===== Data for processing

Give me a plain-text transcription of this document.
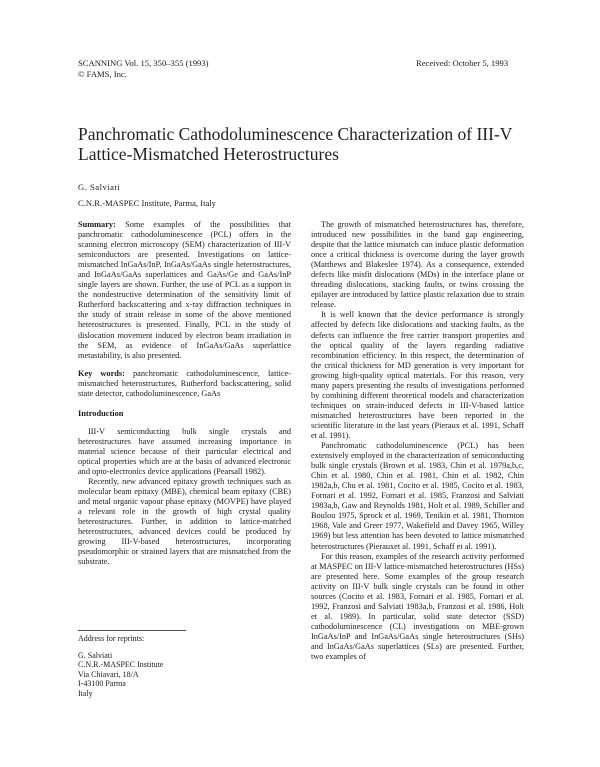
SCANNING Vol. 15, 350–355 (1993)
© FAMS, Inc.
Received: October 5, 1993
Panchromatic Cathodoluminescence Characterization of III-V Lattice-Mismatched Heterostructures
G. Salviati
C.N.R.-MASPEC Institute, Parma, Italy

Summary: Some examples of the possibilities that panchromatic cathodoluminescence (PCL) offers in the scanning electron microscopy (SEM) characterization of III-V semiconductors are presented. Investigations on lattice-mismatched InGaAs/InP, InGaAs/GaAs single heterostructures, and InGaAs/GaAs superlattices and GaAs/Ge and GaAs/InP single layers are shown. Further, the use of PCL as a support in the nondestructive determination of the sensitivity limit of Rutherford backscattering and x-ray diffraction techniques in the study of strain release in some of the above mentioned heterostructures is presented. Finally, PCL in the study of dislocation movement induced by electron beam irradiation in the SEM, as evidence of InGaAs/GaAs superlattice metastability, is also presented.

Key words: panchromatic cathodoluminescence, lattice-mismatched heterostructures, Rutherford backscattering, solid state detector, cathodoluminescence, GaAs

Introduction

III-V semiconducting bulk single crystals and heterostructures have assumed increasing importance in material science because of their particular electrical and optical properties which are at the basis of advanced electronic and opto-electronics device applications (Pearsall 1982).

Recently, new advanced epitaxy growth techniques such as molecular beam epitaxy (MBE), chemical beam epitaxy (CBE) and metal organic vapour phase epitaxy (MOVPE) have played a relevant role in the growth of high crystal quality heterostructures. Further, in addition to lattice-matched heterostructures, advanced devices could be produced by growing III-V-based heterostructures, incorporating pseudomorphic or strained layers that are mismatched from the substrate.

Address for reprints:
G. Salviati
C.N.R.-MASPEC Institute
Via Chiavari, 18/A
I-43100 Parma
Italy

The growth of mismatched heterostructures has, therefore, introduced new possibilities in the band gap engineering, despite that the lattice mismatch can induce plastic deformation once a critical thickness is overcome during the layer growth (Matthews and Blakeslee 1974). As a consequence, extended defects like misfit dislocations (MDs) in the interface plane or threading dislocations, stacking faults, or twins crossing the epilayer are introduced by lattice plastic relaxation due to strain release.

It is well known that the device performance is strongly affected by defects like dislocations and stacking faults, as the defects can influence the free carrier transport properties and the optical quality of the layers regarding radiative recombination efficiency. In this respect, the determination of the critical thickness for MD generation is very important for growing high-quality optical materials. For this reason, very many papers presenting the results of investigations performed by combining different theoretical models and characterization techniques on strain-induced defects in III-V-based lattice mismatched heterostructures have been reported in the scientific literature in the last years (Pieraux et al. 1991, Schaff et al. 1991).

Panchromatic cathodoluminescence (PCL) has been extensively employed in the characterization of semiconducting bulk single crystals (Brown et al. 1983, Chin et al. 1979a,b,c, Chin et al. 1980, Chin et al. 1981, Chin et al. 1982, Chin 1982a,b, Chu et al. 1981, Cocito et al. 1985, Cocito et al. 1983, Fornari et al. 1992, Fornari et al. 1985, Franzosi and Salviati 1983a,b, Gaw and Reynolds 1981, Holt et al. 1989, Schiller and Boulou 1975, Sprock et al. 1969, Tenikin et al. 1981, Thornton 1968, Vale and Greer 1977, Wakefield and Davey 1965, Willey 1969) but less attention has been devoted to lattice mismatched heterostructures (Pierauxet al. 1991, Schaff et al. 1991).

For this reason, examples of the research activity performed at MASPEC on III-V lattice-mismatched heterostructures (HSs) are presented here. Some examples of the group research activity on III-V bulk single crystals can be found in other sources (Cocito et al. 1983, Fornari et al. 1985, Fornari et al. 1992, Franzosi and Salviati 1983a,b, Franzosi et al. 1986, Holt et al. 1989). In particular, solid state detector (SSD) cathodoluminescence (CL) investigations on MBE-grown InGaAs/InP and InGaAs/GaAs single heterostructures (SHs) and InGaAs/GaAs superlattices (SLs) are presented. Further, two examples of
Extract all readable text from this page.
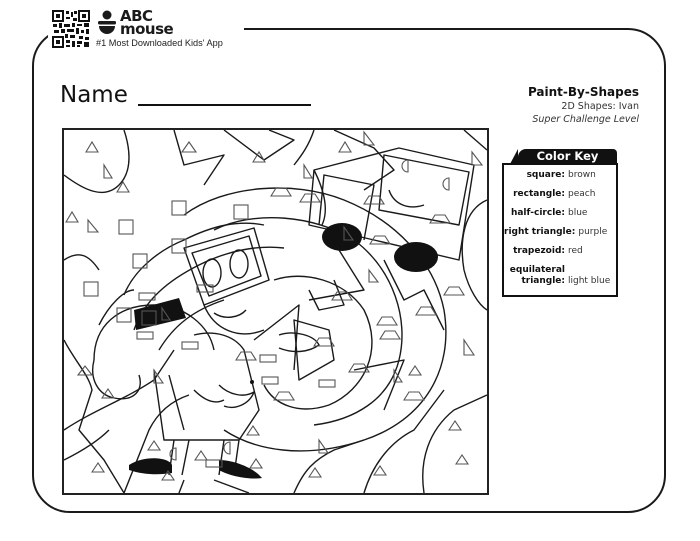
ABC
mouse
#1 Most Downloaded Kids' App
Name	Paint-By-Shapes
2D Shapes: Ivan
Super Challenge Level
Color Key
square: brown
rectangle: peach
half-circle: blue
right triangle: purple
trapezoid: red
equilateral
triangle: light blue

==========

In the copy, leave out all pictures, and retype exactly each line from the one with "Extract all readable text from this page." through the last line of the entries.

Extract all readable text from this page.
ABC
mouse
#1 Most Downloaded Kids' App
Name	Paint-By-Shapes
2D Shapes: Ivan
Super Challenge Level
Color Key
square: brown
rectangle: peach
half-circle: blue
right triangle: purple
trapezoid: red
equilateral
triangle: light blue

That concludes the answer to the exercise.